Problem to solve: Could you write out the records below exactly as they appear?

Given data:
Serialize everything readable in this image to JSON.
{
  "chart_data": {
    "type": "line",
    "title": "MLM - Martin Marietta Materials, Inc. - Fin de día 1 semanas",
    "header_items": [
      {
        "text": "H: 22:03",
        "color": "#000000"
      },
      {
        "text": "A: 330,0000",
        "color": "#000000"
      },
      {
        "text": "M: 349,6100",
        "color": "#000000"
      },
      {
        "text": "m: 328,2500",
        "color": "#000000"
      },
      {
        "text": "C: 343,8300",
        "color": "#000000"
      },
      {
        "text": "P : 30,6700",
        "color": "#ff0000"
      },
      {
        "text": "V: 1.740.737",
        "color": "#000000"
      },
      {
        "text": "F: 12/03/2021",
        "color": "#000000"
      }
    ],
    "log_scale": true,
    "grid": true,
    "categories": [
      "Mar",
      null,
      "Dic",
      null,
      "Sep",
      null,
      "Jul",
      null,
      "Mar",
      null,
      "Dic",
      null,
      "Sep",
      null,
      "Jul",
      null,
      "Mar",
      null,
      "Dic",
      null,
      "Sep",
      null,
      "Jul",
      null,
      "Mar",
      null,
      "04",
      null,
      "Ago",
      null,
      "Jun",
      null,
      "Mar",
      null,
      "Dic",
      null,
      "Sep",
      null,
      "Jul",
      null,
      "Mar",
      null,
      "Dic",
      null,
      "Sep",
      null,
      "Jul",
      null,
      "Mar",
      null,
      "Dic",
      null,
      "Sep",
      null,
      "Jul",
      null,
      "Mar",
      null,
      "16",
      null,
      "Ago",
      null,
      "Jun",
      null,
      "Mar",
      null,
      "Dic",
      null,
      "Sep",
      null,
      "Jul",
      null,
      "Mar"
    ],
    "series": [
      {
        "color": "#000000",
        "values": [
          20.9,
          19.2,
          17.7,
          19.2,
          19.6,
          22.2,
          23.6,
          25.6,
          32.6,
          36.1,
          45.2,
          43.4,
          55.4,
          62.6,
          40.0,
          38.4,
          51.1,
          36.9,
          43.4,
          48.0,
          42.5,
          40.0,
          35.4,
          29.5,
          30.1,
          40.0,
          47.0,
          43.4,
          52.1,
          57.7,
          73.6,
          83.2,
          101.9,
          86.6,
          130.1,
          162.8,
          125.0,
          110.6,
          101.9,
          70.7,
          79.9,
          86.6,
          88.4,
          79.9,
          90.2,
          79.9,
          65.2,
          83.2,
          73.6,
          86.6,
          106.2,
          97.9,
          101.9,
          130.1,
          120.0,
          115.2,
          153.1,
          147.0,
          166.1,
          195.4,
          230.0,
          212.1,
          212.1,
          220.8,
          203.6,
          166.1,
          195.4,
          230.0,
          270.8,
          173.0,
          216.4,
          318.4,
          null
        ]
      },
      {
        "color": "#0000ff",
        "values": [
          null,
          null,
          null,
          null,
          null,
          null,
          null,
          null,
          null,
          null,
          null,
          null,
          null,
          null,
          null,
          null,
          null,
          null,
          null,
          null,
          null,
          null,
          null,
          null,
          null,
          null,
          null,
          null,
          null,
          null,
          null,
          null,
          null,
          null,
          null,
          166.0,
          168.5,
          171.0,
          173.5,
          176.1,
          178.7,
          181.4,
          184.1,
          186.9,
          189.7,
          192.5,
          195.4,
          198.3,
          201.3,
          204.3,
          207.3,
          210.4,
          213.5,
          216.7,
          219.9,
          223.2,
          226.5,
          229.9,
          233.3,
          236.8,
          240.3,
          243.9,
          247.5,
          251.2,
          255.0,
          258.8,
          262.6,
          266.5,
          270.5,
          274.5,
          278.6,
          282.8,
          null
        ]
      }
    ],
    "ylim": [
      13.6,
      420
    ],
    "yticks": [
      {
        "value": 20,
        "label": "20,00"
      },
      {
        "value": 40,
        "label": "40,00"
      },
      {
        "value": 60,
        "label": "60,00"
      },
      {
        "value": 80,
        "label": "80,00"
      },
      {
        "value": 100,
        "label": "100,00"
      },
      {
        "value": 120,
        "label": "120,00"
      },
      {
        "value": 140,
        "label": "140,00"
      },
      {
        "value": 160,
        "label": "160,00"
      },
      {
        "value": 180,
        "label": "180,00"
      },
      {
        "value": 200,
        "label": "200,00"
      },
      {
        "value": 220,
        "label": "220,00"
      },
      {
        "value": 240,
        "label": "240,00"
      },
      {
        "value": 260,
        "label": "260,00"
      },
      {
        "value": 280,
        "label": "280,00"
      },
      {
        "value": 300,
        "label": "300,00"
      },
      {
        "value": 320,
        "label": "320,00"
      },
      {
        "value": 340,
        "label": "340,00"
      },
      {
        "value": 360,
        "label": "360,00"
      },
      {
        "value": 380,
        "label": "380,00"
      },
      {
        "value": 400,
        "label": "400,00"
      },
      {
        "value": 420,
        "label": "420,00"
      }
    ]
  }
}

Task answer:
Serialize everything readable in this image to JSON.
{
  "chart_data": {
    "type": "line",
    "title": "MLM - Martin Marietta Materials, Inc. - Fin de día 1 semanas",
    "header_items": [
      {
        "text": "H: 22:03",
        "color": "#000000"
      },
      {
        "text": "A: 330,0000",
        "color": "#000000"
      },
      {
        "text": "M: 349,6100",
        "color": "#000000"
      },
      {
        "text": "m: 328,2500",
        "color": "#000000"
      },
      {
        "text": "C: 343,8300",
        "color": "#000000"
      },
      {
        "text": "P : 30,6700",
        "color": "#ff0000"
      },
      {
        "text": "V: 1.740.737",
        "color": "#000000"
      },
      {
        "text": "F: 12/03/2021",
        "color": "#000000"
      }
    ],
    "log_scale": true,
    "grid": true,
    "categories": [
      "Mar",
      null,
      "Dic",
      null,
      "Sep",
      null,
      "Jul",
      null,
      "Mar",
      null,
      "Dic",
      null,
      "Sep",
      null,
      "Jul",
      null,
      "Mar",
      null,
      "Dic",
      null,
      "Sep",
      null,
      "Jul",
      null,
      "Mar",
      null,
      "04",
      null,
      "Ago",
      null,
      "Jun",
      null,
      "Mar",
      null,
      "Dic",
      null,
      "Sep",
      null,
      "Jul",
      null,
      "Mar",
      null,
      "Dic",
      null,
      "Sep",
      null,
      "Jul",
      null,
      "Mar",
      null,
      "Dic",
      null,
      "Sep",
      null,
      "Jul",
      null,
      "Mar",
      null,
      "16",
      null,
      "Ago",
      null,
      "Jun",
      null,
      "Mar",
      null,
      "Dic",
      null,
      "Sep",
      null,
      "Jul",
      null,
      "Mar"
    ],
    "series": [
      {
        "color": "#000000",
        "values": [
          20.9,
          19.2,
          17.7,
          19.2,
          19.6,
          22.2,
          23.6,
          25.6,
          32.6,
          36.1,
          45.2,
          43.4,
          55.4,
          62.6,
          40.0,
          38.4,
          51.1,
          36.9,
          43.4,
          48.0,
          42.5,
          40.0,
          35.4,
          29.5,
          30.1,
          40.0,
          47.0,
          43.4,
          52.1,
          57.7,
          73.6,
          83.2,
          101.9,
          86.6,
          130.1,
          162.8,
          125.0,
          110.6,
          101.9,
          70.7,
          79.9,
          86.6,
          88.4,
          79.9,
          90.2,
          79.9,
          65.2,
          83.2,
          73.6,
          86.6,
          106.2,
          97.9,
          101.9,
          130.1,
          120.0,
          115.2,
          153.1,
          147.0,
          166.1,
          195.4,
          230.0,
          212.1,
          212.1,
          220.8,
          203.6,
          166.1,
          195.4,
          230.0,
          270.8,
          173.0,
          216.4,
          318.4,
          null
        ]
      },
      {
        "color": "#0000ff",
        "values": [
          null,
          null,
          null,
          null,
          null,
          null,
          null,
          null,
          null,
          null,
          null,
          null,
          null,
          null,
          null,
          null,
          null,
          null,
          null,
          null,
          null,
          null,
          null,
          null,
          null,
          null,
          null,
          null,
          null,
          null,
          null,
          null,
          null,
          null,
          null,
          166.0,
          168.5,
          171.0,
          173.5,
          176.1,
          178.7,
          181.4,
          184.1,
          186.9,
          189.7,
          192.5,
          195.4,
          198.3,
          201.3,
          204.3,
          207.3,
          210.4,
          213.5,
          216.7,
          219.9,
          223.2,
          226.5,
          229.9,
          233.3,
          236.8,
          240.3,
          243.9,
          247.5,
          251.2,
          255.0,
          258.8,
          262.6,
          266.5,
          270.5,
          274.5,
          278.6,
          282.8,
          null
        ]
      }
    ],
    "ylim": [
      13.6,
      420
    ],
    "yticks": [
      {
        "value": 20,
        "label": "20,00"
      },
      {
        "value": 40,
        "label": "40,00"
      },
      {
        "value": 60,
        "label": "60,00"
      },
      {
        "value": 80,
        "label": "80,00"
      },
      {
        "value": 100,
        "label": "100,00"
      },
      {
        "value": 120,
        "label": "120,00"
      },
      {
        "value": 140,
        "label": "140,00"
      },
      {
        "value": 160,
        "label": "160,00"
      },
      {
        "value": 180,
        "label": "180,00"
      },
      {
        "value": 200,
        "label": "200,00"
      },
      {
        "value": 220,
        "label": "220,00"
      },
      {
        "value": 240,
        "label": "240,00"
      },
      {
        "value": 260,
        "label": "260,00"
      },
      {
        "value": 280,
        "label": "280,00"
      },
      {
        "value": 300,
        "label": "300,00"
      },
      {
        "value": 320,
        "label": "320,00"
      },
      {
        "value": 340,
        "label": "340,00"
      },
      {
        "value": 360,
        "label": "360,00"
      },
      {
        "value": 380,
        "label": "380,00"
      },
      {
        "value": 400,
        "label": "400,00"
      },
      {
        "value": 420,
        "label": "420,00"
      }
    ]
  }
}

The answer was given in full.